Start of Given records

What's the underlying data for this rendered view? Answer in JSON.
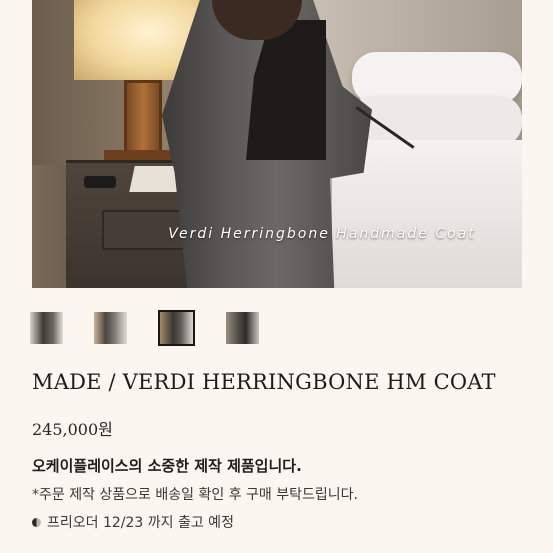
{
  "product_image": {
    "caption": "Verdi Herringbone Handmade Coat"
  },
  "thumbnails": {
    "active_index": 2,
    "count": 4
  },
  "product": {
    "title": "MADE / VERDI HERRINGBONE HM COAT",
    "price": "245,000원"
  },
  "notices": {
    "line1": "오케이플레이스의 소중한 제작 제품입니다.",
    "line2": "*주문 제작 상품으로 배송일 확인 후 구매 부탁드립니다.",
    "line3": "프리오더 12/23 까지 출고 예정"
  }
}
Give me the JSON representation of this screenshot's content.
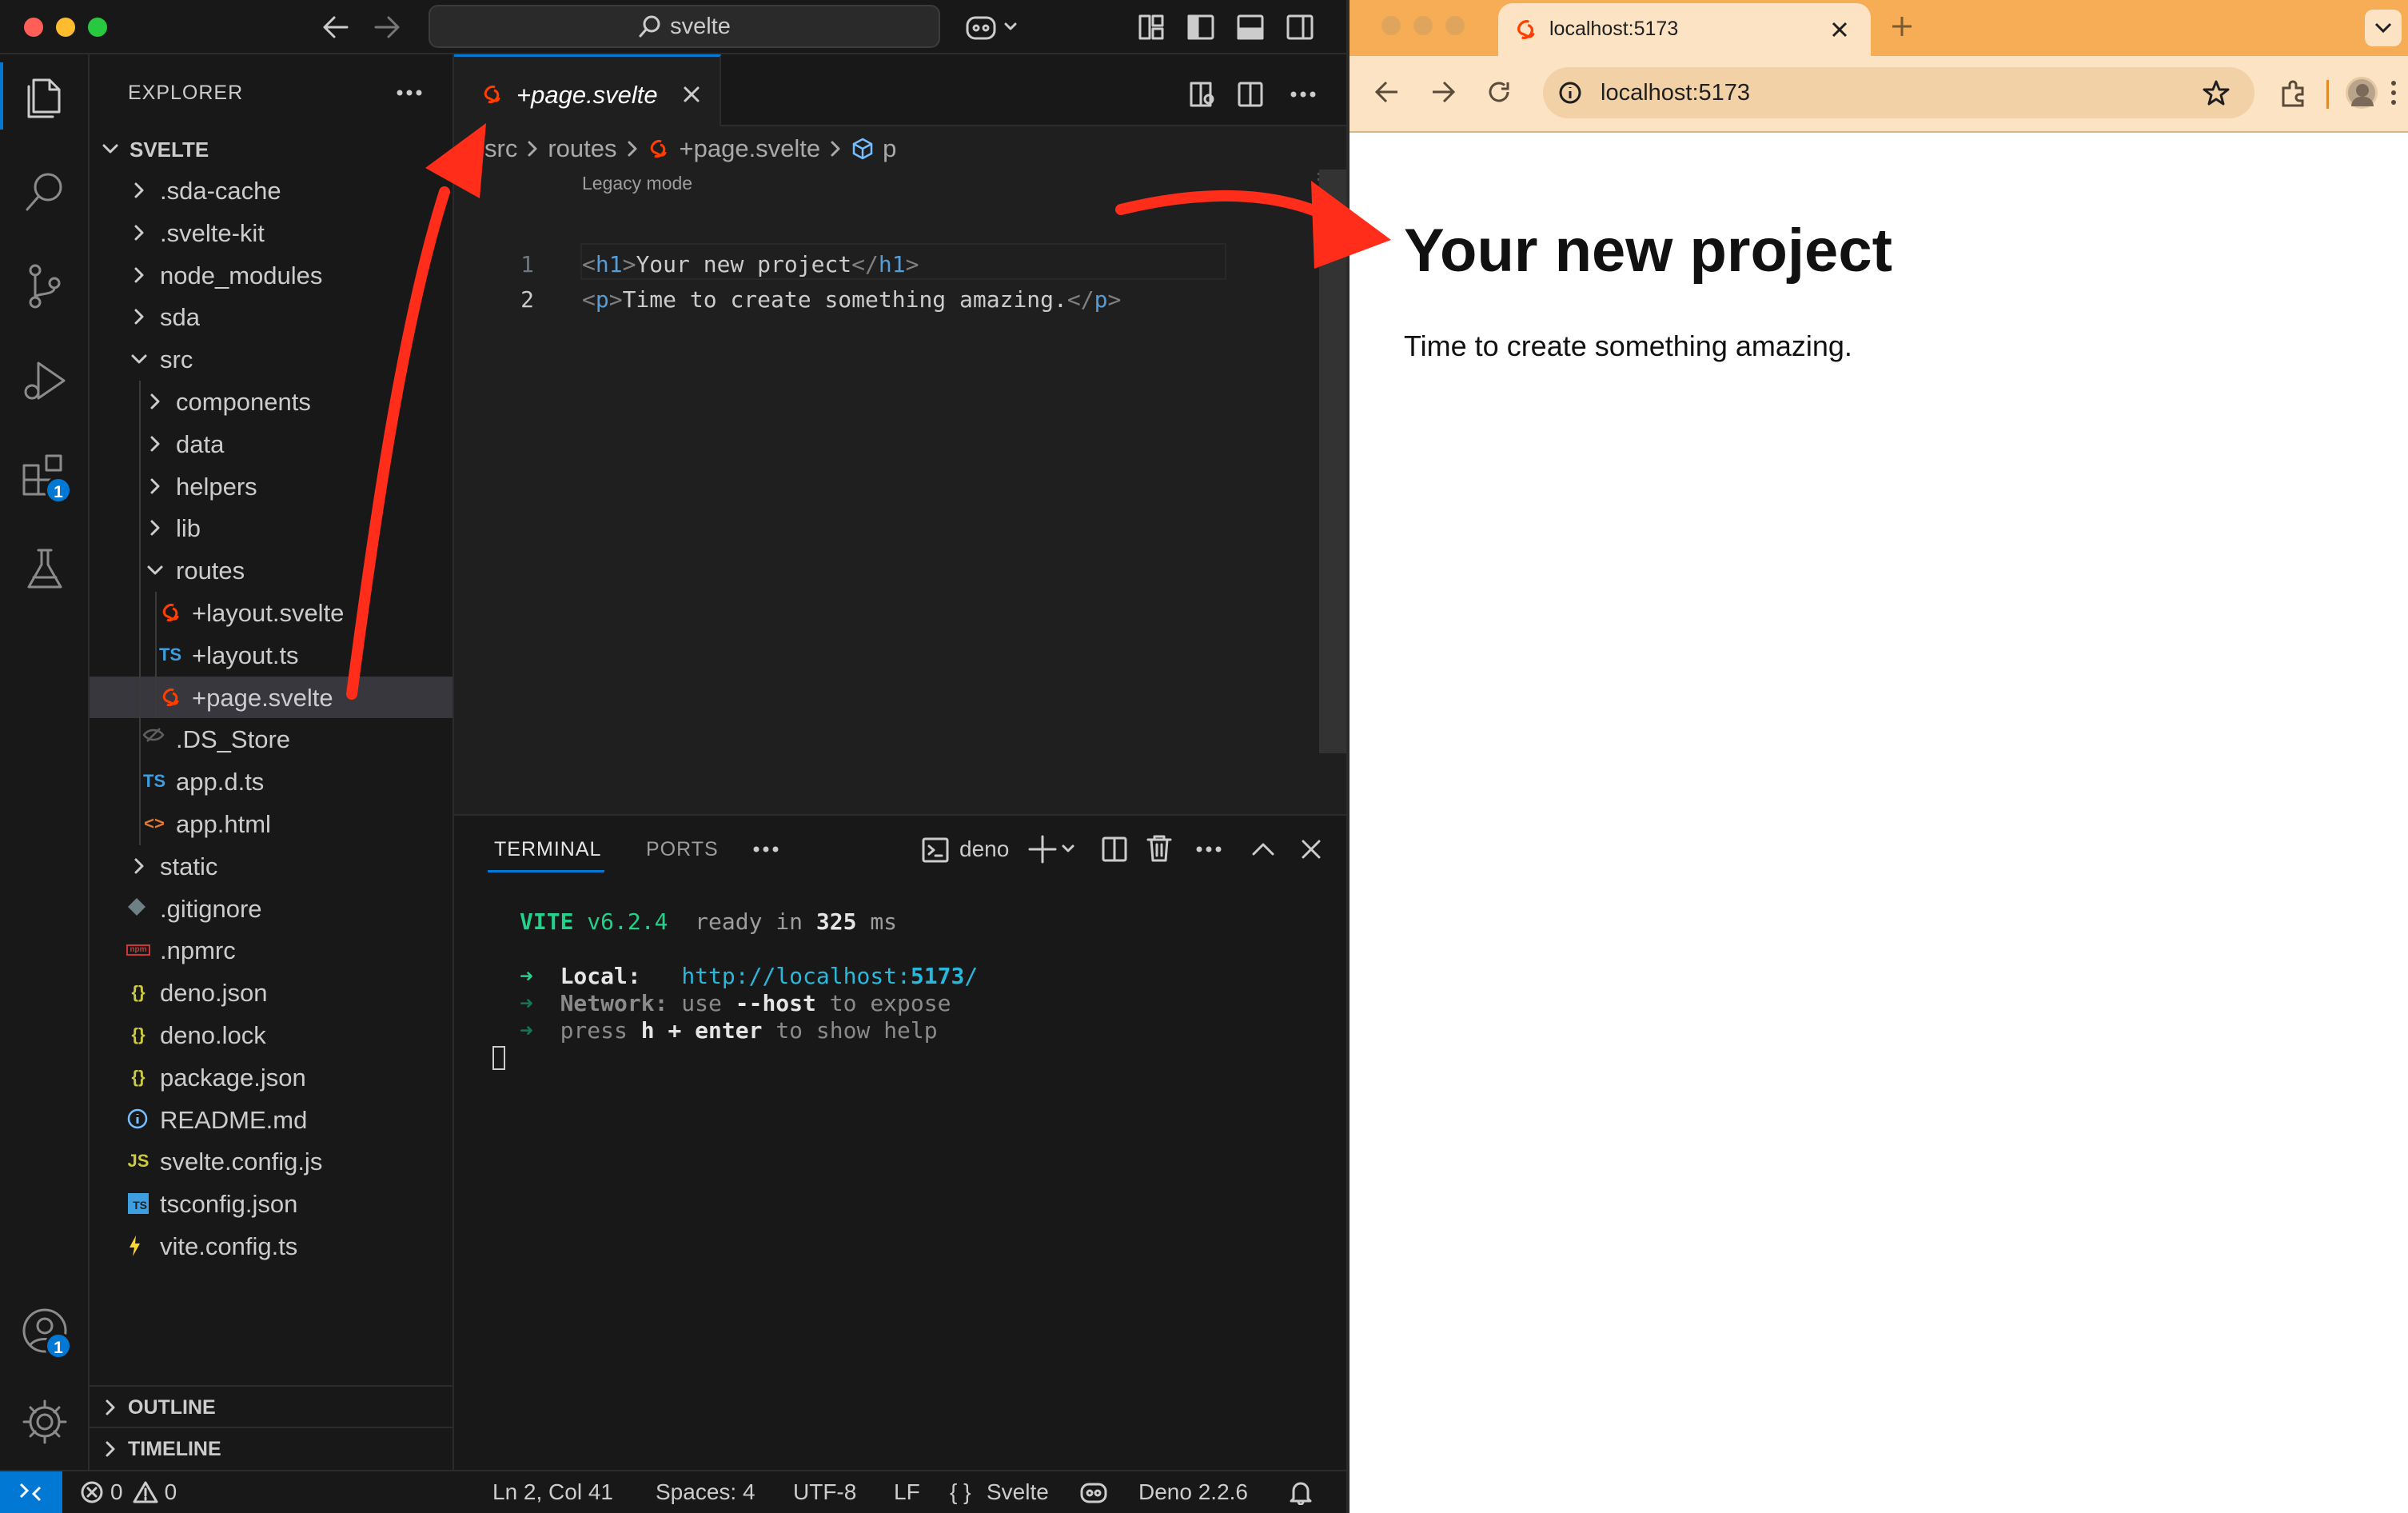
{
  "vscode": {
    "search_text": "svelte",
    "explorer_title": "EXPLORER",
    "workspace": "SVELTE",
    "tree": [
      {
        "label": ".sda-cache",
        "depth": 0,
        "type": "folder",
        "open": false
      },
      {
        "label": ".svelte-kit",
        "depth": 0,
        "type": "folder",
        "open": false
      },
      {
        "label": "node_modules",
        "depth": 0,
        "type": "folder",
        "open": false
      },
      {
        "label": "sda",
        "depth": 0,
        "type": "folder",
        "open": false
      },
      {
        "label": "src",
        "depth": 0,
        "type": "folder",
        "open": true
      },
      {
        "label": "components",
        "depth": 1,
        "type": "folder",
        "open": false
      },
      {
        "label": "data",
        "depth": 1,
        "type": "folder",
        "open": false
      },
      {
        "label": "helpers",
        "depth": 1,
        "type": "folder",
        "open": false
      },
      {
        "label": "lib",
        "depth": 1,
        "type": "folder",
        "open": false
      },
      {
        "label": "routes",
        "depth": 1,
        "type": "folder",
        "open": true
      },
      {
        "label": "+layout.svelte",
        "depth": 2,
        "type": "file",
        "icon": "svelte"
      },
      {
        "label": "+layout.ts",
        "depth": 2,
        "type": "file",
        "icon": "ts",
        "glyph": "TS"
      },
      {
        "label": "+page.svelte",
        "depth": 2,
        "type": "file",
        "icon": "svelte",
        "selected": true
      },
      {
        "label": ".DS_Store",
        "depth": 1,
        "type": "file",
        "icon": "hidden"
      },
      {
        "label": "app.d.ts",
        "depth": 1,
        "type": "file",
        "icon": "ts",
        "glyph": "TS"
      },
      {
        "label": "app.html",
        "depth": 1,
        "type": "file",
        "icon": "html",
        "glyph": "<>"
      },
      {
        "label": "static",
        "depth": 0,
        "type": "folder",
        "open": false
      },
      {
        "label": ".gitignore",
        "depth": 0,
        "type": "file",
        "icon": "git"
      },
      {
        "label": ".npmrc",
        "depth": 0,
        "type": "file",
        "icon": "npm",
        "glyph": "npm"
      },
      {
        "label": "deno.json",
        "depth": 0,
        "type": "file",
        "icon": "json",
        "glyph": "{}"
      },
      {
        "label": "deno.lock",
        "depth": 0,
        "type": "file",
        "icon": "json",
        "glyph": "{}"
      },
      {
        "label": "package.json",
        "depth": 0,
        "type": "file",
        "icon": "json",
        "glyph": "{}"
      },
      {
        "label": "README.md",
        "depth": 0,
        "type": "file",
        "icon": "info"
      },
      {
        "label": "svelte.config.js",
        "depth": 0,
        "type": "file",
        "icon": "js",
        "glyph": "JS"
      },
      {
        "label": "tsconfig.json",
        "depth": 0,
        "type": "file",
        "icon": "tsconfig",
        "glyph": "TS"
      },
      {
        "label": "vite.config.ts",
        "depth": 0,
        "type": "file",
        "icon": "vite"
      }
    ],
    "outline": "OUTLINE",
    "timeline": "TIMELINE",
    "tab_label": "+page.svelte",
    "breadcrumbs": [
      "src",
      "routes",
      "+page.svelte",
      "p"
    ],
    "legacy_mode": "Legacy mode",
    "code_lines": [
      {
        "num": "1",
        "parts": [
          {
            "t": "<",
            "c": "#808080"
          },
          {
            "t": "h1",
            "c": "#569cd6"
          },
          {
            "t": ">",
            "c": "#808080"
          },
          {
            "t": "Your new project",
            "c": "#cccccc"
          },
          {
            "t": "</",
            "c": "#808080"
          },
          {
            "t": "h1",
            "c": "#569cd6"
          },
          {
            "t": ">",
            "c": "#808080"
          }
        ]
      },
      {
        "num": "2",
        "parts": [
          {
            "t": "<",
            "c": "#808080"
          },
          {
            "t": "p",
            "c": "#569cd6"
          },
          {
            "t": ">",
            "c": "#808080"
          },
          {
            "t": "Time to create something amazing.",
            "c": "#cccccc"
          },
          {
            "t": "</",
            "c": "#808080"
          },
          {
            "t": "p",
            "c": "#569cd6"
          },
          {
            "t": ">",
            "c": "#808080"
          }
        ]
      }
    ],
    "panel_tabs": [
      "TERMINAL",
      "PORTS"
    ],
    "terminal_name": "deno",
    "terminal": {
      "vite": "VITE",
      "version": "v6.2.4",
      "ready": "ready in",
      "ms_value": "325",
      "ms_unit": "ms",
      "arrow": "➜",
      "local_label": "Local:",
      "local_url_prefix": "http://localhost:",
      "local_url_port": "5173",
      "local_url_suffix": "/",
      "network_label": "Network:",
      "network_use": "use",
      "network_host": "--host",
      "network_rest": "to expose",
      "press": "press",
      "press_h": "h",
      "press_plus": "+",
      "press_enter": "enter",
      "press_rest": "to show help"
    },
    "status": {
      "errors": "0",
      "warnings": "0",
      "position": "Ln 2, Col 41",
      "spaces": "Spaces: 4",
      "encoding": "UTF-8",
      "eol": "LF",
      "language_prefix": "{ }",
      "language": "Svelte",
      "runtime": "Deno 2.2.6"
    },
    "badges": {
      "extensions": "1",
      "accounts": "1"
    }
  },
  "browser": {
    "tab_title": "localhost:5173",
    "address": "localhost:5173",
    "heading": "Your new project",
    "paragraph": "Time to create something amazing."
  },
  "colors": {
    "accent": "#0078d4",
    "arrow": "#ff2d1a",
    "browser_chrome": "#f6ad55",
    "svelte": "#ff3e00"
  }
}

End of Given records

Your task is to copy the entries in full and exactly, without any images.

What's the underlying data for this rendered view? Answer in JSON.
{
  "product_image": {
    "caption": "Verdi Herringbone Handmade Coat"
  },
  "thumbnails": {
    "active_index": 2,
    "count": 4
  },
  "product": {
    "title": "MADE / VERDI HERRINGBONE HM COAT",
    "price": "245,000원"
  },
  "notices": {
    "line1": "오케이플레이스의 소중한 제작 제품입니다.",
    "line2": "*주문 제작 상품으로 배송일 확인 후 구매 부탁드립니다.",
    "line3": "프리오더 12/23 까지 출고 예정"
  }
}
Give me the JSON representation of this screenshot's content.
{
  "vscode": {
    "search_text": "svelte",
    "explorer_title": "EXPLORER",
    "workspace": "SVELTE",
    "tree": [
      {
        "label": ".sda-cache",
        "depth": 0,
        "type": "folder",
        "open": false
      },
      {
        "label": ".svelte-kit",
        "depth": 0,
        "type": "folder",
        "open": false
      },
      {
        "label": "node_modules",
        "depth": 0,
        "type": "folder",
        "open": false
      },
      {
        "label": "sda",
        "depth": 0,
        "type": "folder",
        "open": false
      },
      {
        "label": "src",
        "depth": 0,
        "type": "folder",
        "open": true
      },
      {
        "label": "components",
        "depth": 1,
        "type": "folder",
        "open": false
      },
      {
        "label": "data",
        "depth": 1,
        "type": "folder",
        "open": false
      },
      {
        "label": "helpers",
        "depth": 1,
        "type": "folder",
        "open": false
      },
      {
        "label": "lib",
        "depth": 1,
        "type": "folder",
        "open": false
      },
      {
        "label": "routes",
        "depth": 1,
        "type": "folder",
        "open": true
      },
      {
        "label": "+layout.svelte",
        "depth": 2,
        "type": "file",
        "icon": "svelte"
      },
      {
        "label": "+layout.ts",
        "depth": 2,
        "type": "file",
        "icon": "ts",
        "glyph": "TS"
      },
      {
        "label": "+page.svelte",
        "depth": 2,
        "type": "file",
        "icon": "svelte",
        "selected": true
      },
      {
        "label": ".DS_Store",
        "depth": 1,
        "type": "file",
        "icon": "hidden"
      },
      {
        "label": "app.d.ts",
        "depth": 1,
        "type": "file",
        "icon": "ts",
        "glyph": "TS"
      },
      {
        "label": "app.html",
        "depth": 1,
        "type": "file",
        "icon": "html",
        "glyph": "<>"
      },
      {
        "label": "static",
        "depth": 0,
        "type": "folder",
        "open": false
      },
      {
        "label": ".gitignore",
        "depth": 0,
        "type": "file",
        "icon": "git"
      },
      {
        "label": ".npmrc",
        "depth": 0,
        "type": "file",
        "icon": "npm",
        "glyph": "npm"
      },
      {
        "label": "deno.json",
        "depth": 0,
        "type": "file",
        "icon": "json",
        "glyph": "{}"
      },
      {
        "label": "deno.lock",
        "depth": 0,
        "type": "file",
        "icon": "json",
        "glyph": "{}"
      },
      {
        "label": "package.json",
        "depth": 0,
        "type": "file",
        "icon": "json",
        "glyph": "{}"
      },
      {
        "label": "README.md",
        "depth": 0,
        "type": "file",
        "icon": "info"
      },
      {
        "label": "svelte.config.js",
        "depth": 0,
        "type": "file",
        "icon": "js",
        "glyph": "JS"
      },
      {
        "label": "tsconfig.json",
        "depth": 0,
        "type": "file",
        "icon": "tsconfig",
        "glyph": "TS"
      },
      {
        "label": "vite.config.ts",
        "depth": 0,
        "type": "file",
        "icon": "vite"
      }
    ],
    "outline": "OUTLINE",
    "timeline": "TIMELINE",
    "tab_label": "+page.svelte",
    "breadcrumbs": [
      "src",
      "routes",
      "+page.svelte",
      "p"
    ],
    "legacy_mode": "Legacy mode",
    "code_lines": [
      {
        "num": "1",
        "parts": [
          {
            "t": "<",
            "c": "#808080"
          },
          {
            "t": "h1",
            "c": "#569cd6"
          },
          {
            "t": ">",
            "c": "#808080"
          },
          {
            "t": "Your new project",
            "c": "#cccccc"
          },
          {
            "t": "</",
            "c": "#808080"
          },
          {
            "t": "h1",
            "c": "#569cd6"
          },
          {
            "t": ">",
            "c": "#808080"
          }
        ]
      },
      {
        "num": "2",
        "parts": [
          {
            "t": "<",
            "c": "#808080"
          },
          {
            "t": "p",
            "c": "#569cd6"
          },
          {
            "t": ">",
            "c": "#808080"
          },
          {
            "t": "Time to create something amazing.",
            "c": "#cccccc"
          },
          {
            "t": "</",
            "c": "#808080"
          },
          {
            "t": "p",
            "c": "#569cd6"
          },
          {
            "t": ">",
            "c": "#808080"
          }
        ]
      }
    ],
    "panel_tabs": [
      "TERMINAL",
      "PORTS"
    ],
    "terminal_name": "deno",
    "terminal": {
      "vite": "VITE",
      "version": "v6.2.4",
      "ready": "ready in",
      "ms_value": "325",
      "ms_unit": "ms",
      "arrow": "➜",
      "local_label": "Local:",
      "local_url_prefix": "http://localhost:",
      "local_url_port": "5173",
      "local_url_suffix": "/",
      "network_label": "Network:",
      "network_use": "use",
      "network_host": "--host",
      "network_rest": "to expose",
      "press": "press",
      "press_h": "h",
      "press_plus": "+",
      "press_enter": "enter",
      "press_rest": "to show help"
    },
    "status": {
      "errors": "0",
      "warnings": "0",
      "position": "Ln 2, Col 41",
      "spaces": "Spaces: 4",
      "encoding": "UTF-8",
      "eol": "LF",
      "language_prefix": "{ }",
      "language": "Svelte",
      "runtime": "Deno 2.2.6"
    },
    "badges": {
      "extensions": "1",
      "accounts": "1"
    }
  },
  "browser": {
    "tab_title": "localhost:5173",
    "address": "localhost:5173",
    "heading": "Your new project",
    "paragraph": "Time to create something amazing."
  },
  "colors": {
    "accent": "#0078d4",
    "arrow": "#ff2d1a",
    "browser_chrome": "#f6ad55",
    "svelte": "#ff3e00"
  }
}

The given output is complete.